Data listing —
=-=-=
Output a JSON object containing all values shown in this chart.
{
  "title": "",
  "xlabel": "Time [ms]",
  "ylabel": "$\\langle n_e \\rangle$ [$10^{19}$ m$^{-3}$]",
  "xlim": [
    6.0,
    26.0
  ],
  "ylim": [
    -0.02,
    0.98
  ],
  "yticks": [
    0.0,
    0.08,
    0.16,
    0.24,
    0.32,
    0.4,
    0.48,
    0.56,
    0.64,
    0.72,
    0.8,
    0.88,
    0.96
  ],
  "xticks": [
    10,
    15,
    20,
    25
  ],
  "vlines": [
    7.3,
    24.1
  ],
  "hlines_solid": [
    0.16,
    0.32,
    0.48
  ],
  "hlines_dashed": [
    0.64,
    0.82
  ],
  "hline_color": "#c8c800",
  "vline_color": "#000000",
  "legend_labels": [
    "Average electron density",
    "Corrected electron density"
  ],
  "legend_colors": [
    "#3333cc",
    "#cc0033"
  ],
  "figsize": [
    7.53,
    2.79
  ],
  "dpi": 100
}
=-=-=
Goal —
Repeat all the entries word for word.

Written response —
Output a JSON object containing all values shown in this chart.
{
  "title": "",
  "xlabel": "Time [ms]",
  "ylabel": "$\\langle n_e \\rangle$ [$10^{19}$ m$^{-3}$]",
  "xlim": [
    6.0,
    26.0
  ],
  "ylim": [
    -0.02,
    0.98
  ],
  "yticks": [
    0.0,
    0.08,
    0.16,
    0.24,
    0.32,
    0.4,
    0.48,
    0.56,
    0.64,
    0.72,
    0.8,
    0.88,
    0.96
  ],
  "xticks": [
    10,
    15,
    20,
    25
  ],
  "vlines": [
    7.3,
    24.1
  ],
  "hlines_solid": [
    0.16,
    0.32,
    0.48
  ],
  "hlines_dashed": [
    0.64,
    0.82
  ],
  "hline_color": "#c8c800",
  "vline_color": "#000000",
  "legend_labels": [
    "Average electron density",
    "Corrected electron density"
  ],
  "legend_colors": [
    "#3333cc",
    "#cc0033"
  ],
  "figsize": [
    7.53,
    2.79
  ],
  "dpi": 100
}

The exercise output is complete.